WHAT TO DO: Find the number of lines in these records where the word "goes" appears. Reply with that number and nothing more.

RECORDED INFORMATION:

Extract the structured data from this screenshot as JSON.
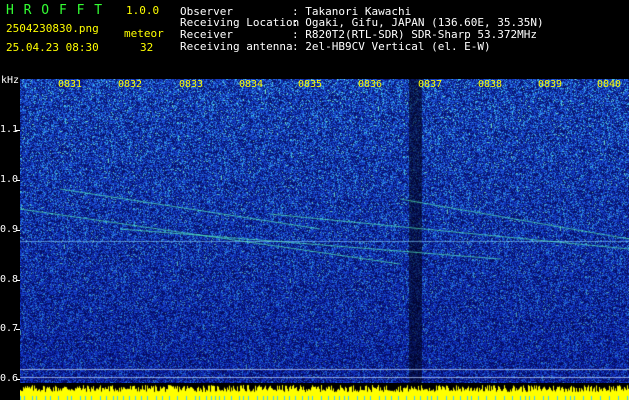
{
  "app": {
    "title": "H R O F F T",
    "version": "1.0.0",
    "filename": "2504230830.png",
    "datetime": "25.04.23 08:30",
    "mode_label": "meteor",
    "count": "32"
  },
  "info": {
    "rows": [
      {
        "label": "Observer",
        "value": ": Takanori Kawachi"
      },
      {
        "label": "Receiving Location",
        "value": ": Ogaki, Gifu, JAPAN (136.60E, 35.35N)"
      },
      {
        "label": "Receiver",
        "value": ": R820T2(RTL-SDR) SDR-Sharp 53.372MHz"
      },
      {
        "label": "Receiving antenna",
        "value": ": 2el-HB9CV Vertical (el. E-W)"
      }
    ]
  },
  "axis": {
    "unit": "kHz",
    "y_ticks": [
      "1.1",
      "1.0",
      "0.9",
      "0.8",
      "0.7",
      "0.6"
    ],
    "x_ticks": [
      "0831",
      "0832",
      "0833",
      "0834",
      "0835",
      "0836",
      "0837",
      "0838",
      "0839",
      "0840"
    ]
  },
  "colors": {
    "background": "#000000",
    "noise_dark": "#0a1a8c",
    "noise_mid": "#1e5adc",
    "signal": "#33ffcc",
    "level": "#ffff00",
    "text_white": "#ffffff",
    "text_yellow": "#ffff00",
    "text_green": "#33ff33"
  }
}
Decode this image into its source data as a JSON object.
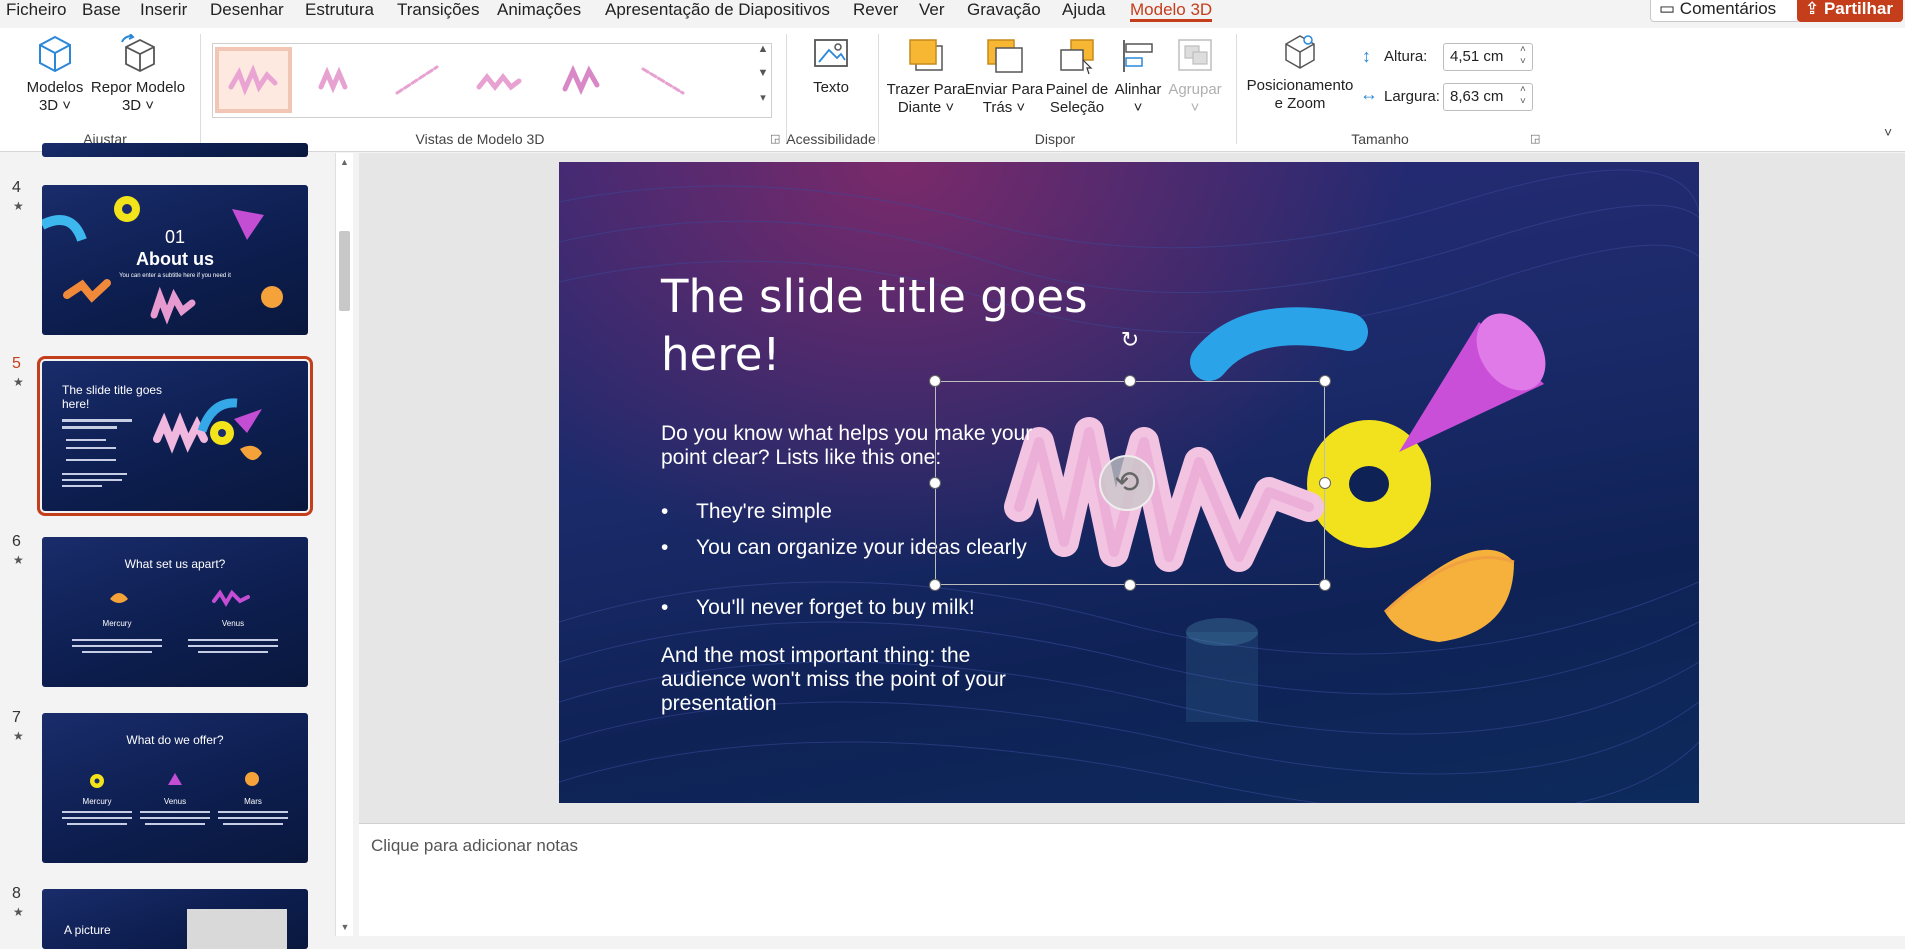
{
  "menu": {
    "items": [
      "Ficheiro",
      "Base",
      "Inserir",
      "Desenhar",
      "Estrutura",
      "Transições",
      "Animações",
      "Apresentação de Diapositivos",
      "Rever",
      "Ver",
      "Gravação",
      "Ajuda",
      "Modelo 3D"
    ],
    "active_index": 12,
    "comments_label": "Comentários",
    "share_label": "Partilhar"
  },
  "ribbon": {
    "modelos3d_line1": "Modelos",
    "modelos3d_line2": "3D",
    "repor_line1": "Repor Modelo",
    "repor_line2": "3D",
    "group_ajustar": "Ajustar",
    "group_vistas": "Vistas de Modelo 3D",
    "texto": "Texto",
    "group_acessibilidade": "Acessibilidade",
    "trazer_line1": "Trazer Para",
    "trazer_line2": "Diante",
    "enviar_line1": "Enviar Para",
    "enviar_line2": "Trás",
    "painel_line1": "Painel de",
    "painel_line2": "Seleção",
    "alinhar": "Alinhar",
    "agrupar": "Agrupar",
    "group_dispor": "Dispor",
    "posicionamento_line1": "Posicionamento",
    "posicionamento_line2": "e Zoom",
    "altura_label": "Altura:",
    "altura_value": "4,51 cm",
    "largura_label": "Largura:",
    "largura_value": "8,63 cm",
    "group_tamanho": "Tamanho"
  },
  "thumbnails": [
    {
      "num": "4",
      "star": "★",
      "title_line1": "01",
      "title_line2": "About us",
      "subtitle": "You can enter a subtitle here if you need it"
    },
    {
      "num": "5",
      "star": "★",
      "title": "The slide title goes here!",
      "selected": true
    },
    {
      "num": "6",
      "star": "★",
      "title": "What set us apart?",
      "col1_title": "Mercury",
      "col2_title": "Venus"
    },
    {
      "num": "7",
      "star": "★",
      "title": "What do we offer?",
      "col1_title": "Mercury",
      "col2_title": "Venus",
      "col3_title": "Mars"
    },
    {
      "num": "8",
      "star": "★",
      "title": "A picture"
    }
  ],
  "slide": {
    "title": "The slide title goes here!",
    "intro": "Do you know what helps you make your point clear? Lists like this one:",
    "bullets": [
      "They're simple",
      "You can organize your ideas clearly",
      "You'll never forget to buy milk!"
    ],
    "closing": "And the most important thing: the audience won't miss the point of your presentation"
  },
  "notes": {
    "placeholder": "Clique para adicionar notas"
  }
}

ANSWER TO THE TASK: 2